» **Direction**: Return every record below exactly as written, omitting any pictures.

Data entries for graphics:
☆ ☆ ☆ ☆ ☆
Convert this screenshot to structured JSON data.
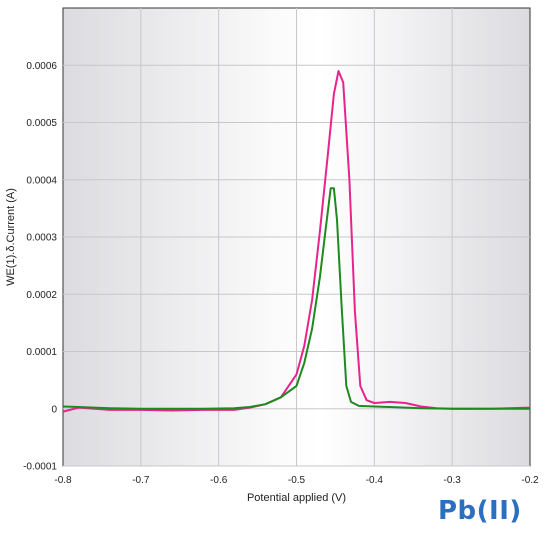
{
  "chart_data": {
    "type": "line",
    "title": "",
    "xlabel": "Potential applied (V)",
    "ylabel": "WE(1).δ.Current (A)",
    "xlim": [
      -0.8,
      -0.2
    ],
    "ylim": [
      -0.0001,
      0.0007
    ],
    "x_ticks": [
      -0.8,
      -0.7,
      -0.6,
      -0.5,
      -0.4,
      -0.3,
      -0.2
    ],
    "x_tick_labels": [
      "-0.8",
      "-0.7",
      "-0.6",
      "-0.5",
      "-0.4",
      "-0.3",
      "-0.2"
    ],
    "y_ticks": [
      -0.0001,
      0,
      0.0001,
      0.0002,
      0.0003,
      0.0004,
      0.0005,
      0.0006
    ],
    "y_tick_labels": [
      "-0.0001",
      "0",
      "0.0001",
      "0.0002",
      "0.0003",
      "0.0004",
      "0.0005",
      "0.0006"
    ],
    "grid": true,
    "legend": "none",
    "annotation": "Pb(II)",
    "series": [
      {
        "color": "#e8248c",
        "points": [
          [
            -0.8,
            -5e-06
          ],
          [
            -0.78,
            2e-06
          ],
          [
            -0.74,
            -2e-06
          ],
          [
            -0.7,
            -2e-06
          ],
          [
            -0.66,
            -3e-06
          ],
          [
            -0.62,
            -2e-06
          ],
          [
            -0.58,
            -2e-06
          ],
          [
            -0.56,
            2e-06
          ],
          [
            -0.54,
            8e-06
          ],
          [
            -0.52,
            2e-05
          ],
          [
            -0.5,
            6e-05
          ],
          [
            -0.49,
            0.00011
          ],
          [
            -0.48,
            0.00019
          ],
          [
            -0.47,
            0.00031
          ],
          [
            -0.46,
            0.00044
          ],
          [
            -0.452,
            0.00055
          ],
          [
            -0.446,
            0.00059
          ],
          [
            -0.44,
            0.00057
          ],
          [
            -0.432,
            0.0004
          ],
          [
            -0.425,
            0.00017
          ],
          [
            -0.418,
            4e-05
          ],
          [
            -0.41,
            1.5e-05
          ],
          [
            -0.4,
            1e-05
          ],
          [
            -0.38,
            1.2e-05
          ],
          [
            -0.36,
            1e-05
          ],
          [
            -0.34,
            4e-06
          ],
          [
            -0.32,
            1e-06
          ],
          [
            -0.3,
            0
          ],
          [
            -0.25,
            0
          ],
          [
            -0.2,
            2e-06
          ]
        ]
      },
      {
        "color": "#1e8a1e",
        "points": [
          [
            -0.8,
            4e-06
          ],
          [
            -0.78,
            3e-06
          ],
          [
            -0.74,
            1e-06
          ],
          [
            -0.7,
            0
          ],
          [
            -0.66,
            0
          ],
          [
            -0.62,
            0
          ],
          [
            -0.58,
            1e-06
          ],
          [
            -0.56,
            3e-06
          ],
          [
            -0.54,
            8e-06
          ],
          [
            -0.52,
            2e-05
          ],
          [
            -0.5,
            4e-05
          ],
          [
            -0.49,
            8e-05
          ],
          [
            -0.48,
            0.00014
          ],
          [
            -0.47,
            0.00023
          ],
          [
            -0.462,
            0.00032
          ],
          [
            -0.456,
            0.000385
          ],
          [
            -0.452,
            0.000385
          ],
          [
            -0.448,
            0.00033
          ],
          [
            -0.442,
            0.00018
          ],
          [
            -0.436,
            4e-05
          ],
          [
            -0.43,
            1.2e-05
          ],
          [
            -0.42,
            5e-06
          ],
          [
            -0.4,
            4e-06
          ],
          [
            -0.38,
            3e-06
          ],
          [
            -0.36,
            2e-06
          ],
          [
            -0.34,
            1e-06
          ],
          [
            -0.3,
            0
          ],
          [
            -0.25,
            0
          ],
          [
            -0.2,
            0
          ]
        ]
      }
    ]
  }
}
☆ ☆ ☆ ☆ ☆
» **Solved exercise**:
Convert this screenshot to structured JSON data.
{
  "chart_data": {
    "type": "line",
    "title": "",
    "xlabel": "Potential applied (V)",
    "ylabel": "WE(1).δ.Current (A)",
    "xlim": [
      -0.8,
      -0.2
    ],
    "ylim": [
      -0.0001,
      0.0007
    ],
    "x_ticks": [
      -0.8,
      -0.7,
      -0.6,
      -0.5,
      -0.4,
      -0.3,
      -0.2
    ],
    "x_tick_labels": [
      "-0.8",
      "-0.7",
      "-0.6",
      "-0.5",
      "-0.4",
      "-0.3",
      "-0.2"
    ],
    "y_ticks": [
      -0.0001,
      0,
      0.0001,
      0.0002,
      0.0003,
      0.0004,
      0.0005,
      0.0006
    ],
    "y_tick_labels": [
      "-0.0001",
      "0",
      "0.0001",
      "0.0002",
      "0.0003",
      "0.0004",
      "0.0005",
      "0.0006"
    ],
    "grid": true,
    "legend": "none",
    "annotation": "Pb(II)",
    "series": [
      {
        "color": "#e8248c",
        "points": [
          [
            -0.8,
            -5e-06
          ],
          [
            -0.78,
            2e-06
          ],
          [
            -0.74,
            -2e-06
          ],
          [
            -0.7,
            -2e-06
          ],
          [
            -0.66,
            -3e-06
          ],
          [
            -0.62,
            -2e-06
          ],
          [
            -0.58,
            -2e-06
          ],
          [
            -0.56,
            2e-06
          ],
          [
            -0.54,
            8e-06
          ],
          [
            -0.52,
            2e-05
          ],
          [
            -0.5,
            6e-05
          ],
          [
            -0.49,
            0.00011
          ],
          [
            -0.48,
            0.00019
          ],
          [
            -0.47,
            0.00031
          ],
          [
            -0.46,
            0.00044
          ],
          [
            -0.452,
            0.00055
          ],
          [
            -0.446,
            0.00059
          ],
          [
            -0.44,
            0.00057
          ],
          [
            -0.432,
            0.0004
          ],
          [
            -0.425,
            0.00017
          ],
          [
            -0.418,
            4e-05
          ],
          [
            -0.41,
            1.5e-05
          ],
          [
            -0.4,
            1e-05
          ],
          [
            -0.38,
            1.2e-05
          ],
          [
            -0.36,
            1e-05
          ],
          [
            -0.34,
            4e-06
          ],
          [
            -0.32,
            1e-06
          ],
          [
            -0.3,
            0
          ],
          [
            -0.25,
            0
          ],
          [
            -0.2,
            2e-06
          ]
        ]
      },
      {
        "color": "#1e8a1e",
        "points": [
          [
            -0.8,
            4e-06
          ],
          [
            -0.78,
            3e-06
          ],
          [
            -0.74,
            1e-06
          ],
          [
            -0.7,
            0
          ],
          [
            -0.66,
            0
          ],
          [
            -0.62,
            0
          ],
          [
            -0.58,
            1e-06
          ],
          [
            -0.56,
            3e-06
          ],
          [
            -0.54,
            8e-06
          ],
          [
            -0.52,
            2e-05
          ],
          [
            -0.5,
            4e-05
          ],
          [
            -0.49,
            8e-05
          ],
          [
            -0.48,
            0.00014
          ],
          [
            -0.47,
            0.00023
          ],
          [
            -0.462,
            0.00032
          ],
          [
            -0.456,
            0.000385
          ],
          [
            -0.452,
            0.000385
          ],
          [
            -0.448,
            0.00033
          ],
          [
            -0.442,
            0.00018
          ],
          [
            -0.436,
            4e-05
          ],
          [
            -0.43,
            1.2e-05
          ],
          [
            -0.42,
            5e-06
          ],
          [
            -0.4,
            4e-06
          ],
          [
            -0.38,
            3e-06
          ],
          [
            -0.36,
            2e-06
          ],
          [
            -0.34,
            1e-06
          ],
          [
            -0.3,
            0
          ],
          [
            -0.25,
            0
          ],
          [
            -0.2,
            0
          ]
        ]
      }
    ]
  }
}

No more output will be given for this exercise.